* TASK
Transcribe the data in full and exactly, omitting any pictures.

Part of a data file
········

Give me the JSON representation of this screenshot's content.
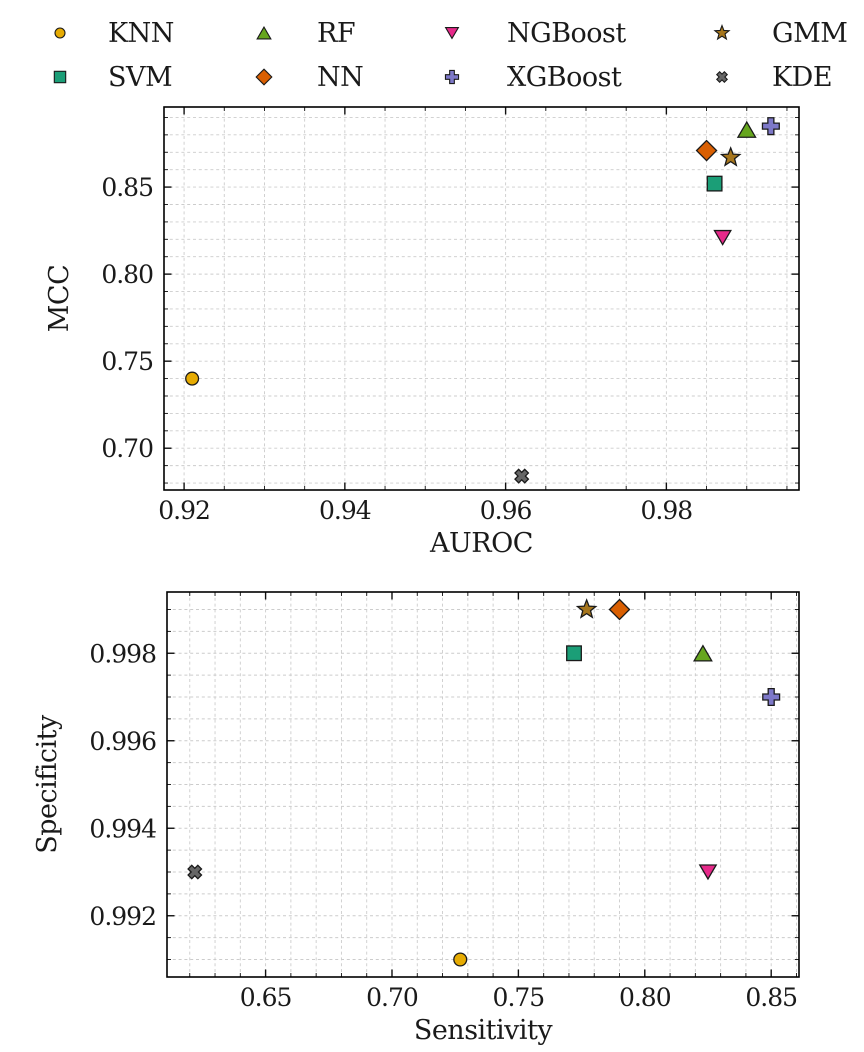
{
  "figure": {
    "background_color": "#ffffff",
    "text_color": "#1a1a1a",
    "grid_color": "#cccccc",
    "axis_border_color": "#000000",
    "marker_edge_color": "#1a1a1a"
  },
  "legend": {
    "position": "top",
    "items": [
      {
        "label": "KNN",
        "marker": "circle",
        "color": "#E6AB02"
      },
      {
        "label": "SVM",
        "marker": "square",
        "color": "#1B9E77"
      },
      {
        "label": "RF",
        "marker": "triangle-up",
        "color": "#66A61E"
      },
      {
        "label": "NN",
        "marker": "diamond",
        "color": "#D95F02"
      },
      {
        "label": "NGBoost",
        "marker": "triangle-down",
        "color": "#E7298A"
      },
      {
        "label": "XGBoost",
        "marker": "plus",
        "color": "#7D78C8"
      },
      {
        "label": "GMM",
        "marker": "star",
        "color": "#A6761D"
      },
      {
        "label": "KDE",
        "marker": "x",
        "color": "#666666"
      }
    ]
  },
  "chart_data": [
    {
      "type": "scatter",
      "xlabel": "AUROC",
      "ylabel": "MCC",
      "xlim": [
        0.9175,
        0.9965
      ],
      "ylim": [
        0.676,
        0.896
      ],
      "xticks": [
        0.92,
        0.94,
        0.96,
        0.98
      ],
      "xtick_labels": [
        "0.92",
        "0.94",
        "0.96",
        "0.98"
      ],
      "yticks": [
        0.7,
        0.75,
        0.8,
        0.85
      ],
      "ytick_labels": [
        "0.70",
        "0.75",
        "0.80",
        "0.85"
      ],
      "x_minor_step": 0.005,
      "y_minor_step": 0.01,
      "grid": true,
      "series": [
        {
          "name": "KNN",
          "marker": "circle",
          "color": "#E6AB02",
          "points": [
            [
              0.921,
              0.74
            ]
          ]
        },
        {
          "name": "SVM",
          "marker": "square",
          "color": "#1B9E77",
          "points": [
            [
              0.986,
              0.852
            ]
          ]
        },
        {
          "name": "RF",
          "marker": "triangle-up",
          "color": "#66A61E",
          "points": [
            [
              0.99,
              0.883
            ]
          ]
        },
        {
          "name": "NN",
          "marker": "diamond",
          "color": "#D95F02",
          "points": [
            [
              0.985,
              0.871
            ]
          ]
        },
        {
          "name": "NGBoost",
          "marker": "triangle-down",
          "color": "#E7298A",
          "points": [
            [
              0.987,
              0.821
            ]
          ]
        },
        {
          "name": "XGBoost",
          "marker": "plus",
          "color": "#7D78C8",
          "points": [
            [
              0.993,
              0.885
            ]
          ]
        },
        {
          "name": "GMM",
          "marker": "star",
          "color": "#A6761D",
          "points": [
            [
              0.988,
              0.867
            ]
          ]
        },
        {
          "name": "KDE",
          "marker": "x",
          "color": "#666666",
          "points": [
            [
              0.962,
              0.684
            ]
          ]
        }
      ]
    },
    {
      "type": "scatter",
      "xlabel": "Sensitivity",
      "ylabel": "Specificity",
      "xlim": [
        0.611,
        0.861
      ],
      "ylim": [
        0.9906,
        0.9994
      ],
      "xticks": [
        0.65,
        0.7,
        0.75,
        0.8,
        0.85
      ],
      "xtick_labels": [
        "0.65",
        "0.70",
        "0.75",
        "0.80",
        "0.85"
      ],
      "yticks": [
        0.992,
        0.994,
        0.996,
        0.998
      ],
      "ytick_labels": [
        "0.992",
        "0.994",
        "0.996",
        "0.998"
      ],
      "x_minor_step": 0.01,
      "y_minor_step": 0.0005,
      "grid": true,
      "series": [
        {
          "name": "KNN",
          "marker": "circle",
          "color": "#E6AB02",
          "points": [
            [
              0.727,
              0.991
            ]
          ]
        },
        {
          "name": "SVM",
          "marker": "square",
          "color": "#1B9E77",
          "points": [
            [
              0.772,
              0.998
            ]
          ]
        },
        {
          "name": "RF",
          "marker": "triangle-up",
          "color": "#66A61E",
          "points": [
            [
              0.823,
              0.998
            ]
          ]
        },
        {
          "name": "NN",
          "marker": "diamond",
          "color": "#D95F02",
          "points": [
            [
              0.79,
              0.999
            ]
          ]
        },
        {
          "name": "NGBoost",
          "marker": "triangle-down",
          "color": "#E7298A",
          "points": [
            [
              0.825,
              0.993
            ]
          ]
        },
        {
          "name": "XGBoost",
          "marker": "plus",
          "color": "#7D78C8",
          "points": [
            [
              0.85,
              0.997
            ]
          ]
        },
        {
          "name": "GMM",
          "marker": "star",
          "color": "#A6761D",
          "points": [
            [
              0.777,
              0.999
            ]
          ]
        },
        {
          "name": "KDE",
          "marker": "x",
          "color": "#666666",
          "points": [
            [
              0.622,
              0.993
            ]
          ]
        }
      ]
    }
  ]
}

········

* EXERCISE OUTPUT
Give me the JSON representation of this screenshot's content.
{
  "figure": {
    "background_color": "#ffffff",
    "text_color": "#1a1a1a",
    "grid_color": "#cccccc",
    "axis_border_color": "#000000",
    "marker_edge_color": "#1a1a1a"
  },
  "legend": {
    "position": "top",
    "items": [
      {
        "label": "KNN",
        "marker": "circle",
        "color": "#E6AB02"
      },
      {
        "label": "SVM",
        "marker": "square",
        "color": "#1B9E77"
      },
      {
        "label": "RF",
        "marker": "triangle-up",
        "color": "#66A61E"
      },
      {
        "label": "NN",
        "marker": "diamond",
        "color": "#D95F02"
      },
      {
        "label": "NGBoost",
        "marker": "triangle-down",
        "color": "#E7298A"
      },
      {
        "label": "XGBoost",
        "marker": "plus",
        "color": "#7D78C8"
      },
      {
        "label": "GMM",
        "marker": "star",
        "color": "#A6761D"
      },
      {
        "label": "KDE",
        "marker": "x",
        "color": "#666666"
      }
    ]
  },
  "chart_data": [
    {
      "type": "scatter",
      "xlabel": "AUROC",
      "ylabel": "MCC",
      "xlim": [
        0.9175,
        0.9965
      ],
      "ylim": [
        0.676,
        0.896
      ],
      "xticks": [
        0.92,
        0.94,
        0.96,
        0.98
      ],
      "xtick_labels": [
        "0.92",
        "0.94",
        "0.96",
        "0.98"
      ],
      "yticks": [
        0.7,
        0.75,
        0.8,
        0.85
      ],
      "ytick_labels": [
        "0.70",
        "0.75",
        "0.80",
        "0.85"
      ],
      "x_minor_step": 0.005,
      "y_minor_step": 0.01,
      "grid": true,
      "series": [
        {
          "name": "KNN",
          "marker": "circle",
          "color": "#E6AB02",
          "points": [
            [
              0.921,
              0.74
            ]
          ]
        },
        {
          "name": "SVM",
          "marker": "square",
          "color": "#1B9E77",
          "points": [
            [
              0.986,
              0.852
            ]
          ]
        },
        {
          "name": "RF",
          "marker": "triangle-up",
          "color": "#66A61E",
          "points": [
            [
              0.99,
              0.883
            ]
          ]
        },
        {
          "name": "NN",
          "marker": "diamond",
          "color": "#D95F02",
          "points": [
            [
              0.985,
              0.871
            ]
          ]
        },
        {
          "name": "NGBoost",
          "marker": "triangle-down",
          "color": "#E7298A",
          "points": [
            [
              0.987,
              0.821
            ]
          ]
        },
        {
          "name": "XGBoost",
          "marker": "plus",
          "color": "#7D78C8",
          "points": [
            [
              0.993,
              0.885
            ]
          ]
        },
        {
          "name": "GMM",
          "marker": "star",
          "color": "#A6761D",
          "points": [
            [
              0.988,
              0.867
            ]
          ]
        },
        {
          "name": "KDE",
          "marker": "x",
          "color": "#666666",
          "points": [
            [
              0.962,
              0.684
            ]
          ]
        }
      ]
    },
    {
      "type": "scatter",
      "xlabel": "Sensitivity",
      "ylabel": "Specificity",
      "xlim": [
        0.611,
        0.861
      ],
      "ylim": [
        0.9906,
        0.9994
      ],
      "xticks": [
        0.65,
        0.7,
        0.75,
        0.8,
        0.85
      ],
      "xtick_labels": [
        "0.65",
        "0.70",
        "0.75",
        "0.80",
        "0.85"
      ],
      "yticks": [
        0.992,
        0.994,
        0.996,
        0.998
      ],
      "ytick_labels": [
        "0.992",
        "0.994",
        "0.996",
        "0.998"
      ],
      "x_minor_step": 0.01,
      "y_minor_step": 0.0005,
      "grid": true,
      "series": [
        {
          "name": "KNN",
          "marker": "circle",
          "color": "#E6AB02",
          "points": [
            [
              0.727,
              0.991
            ]
          ]
        },
        {
          "name": "SVM",
          "marker": "square",
          "color": "#1B9E77",
          "points": [
            [
              0.772,
              0.998
            ]
          ]
        },
        {
          "name": "RF",
          "marker": "triangle-up",
          "color": "#66A61E",
          "points": [
            [
              0.823,
              0.998
            ]
          ]
        },
        {
          "name": "NN",
          "marker": "diamond",
          "color": "#D95F02",
          "points": [
            [
              0.79,
              0.999
            ]
          ]
        },
        {
          "name": "NGBoost",
          "marker": "triangle-down",
          "color": "#E7298A",
          "points": [
            [
              0.825,
              0.993
            ]
          ]
        },
        {
          "name": "XGBoost",
          "marker": "plus",
          "color": "#7D78C8",
          "points": [
            [
              0.85,
              0.997
            ]
          ]
        },
        {
          "name": "GMM",
          "marker": "star",
          "color": "#A6761D",
          "points": [
            [
              0.777,
              0.999
            ]
          ]
        },
        {
          "name": "KDE",
          "marker": "x",
          "color": "#666666",
          "points": [
            [
              0.622,
              0.993
            ]
          ]
        }
      ]
    }
  ]
}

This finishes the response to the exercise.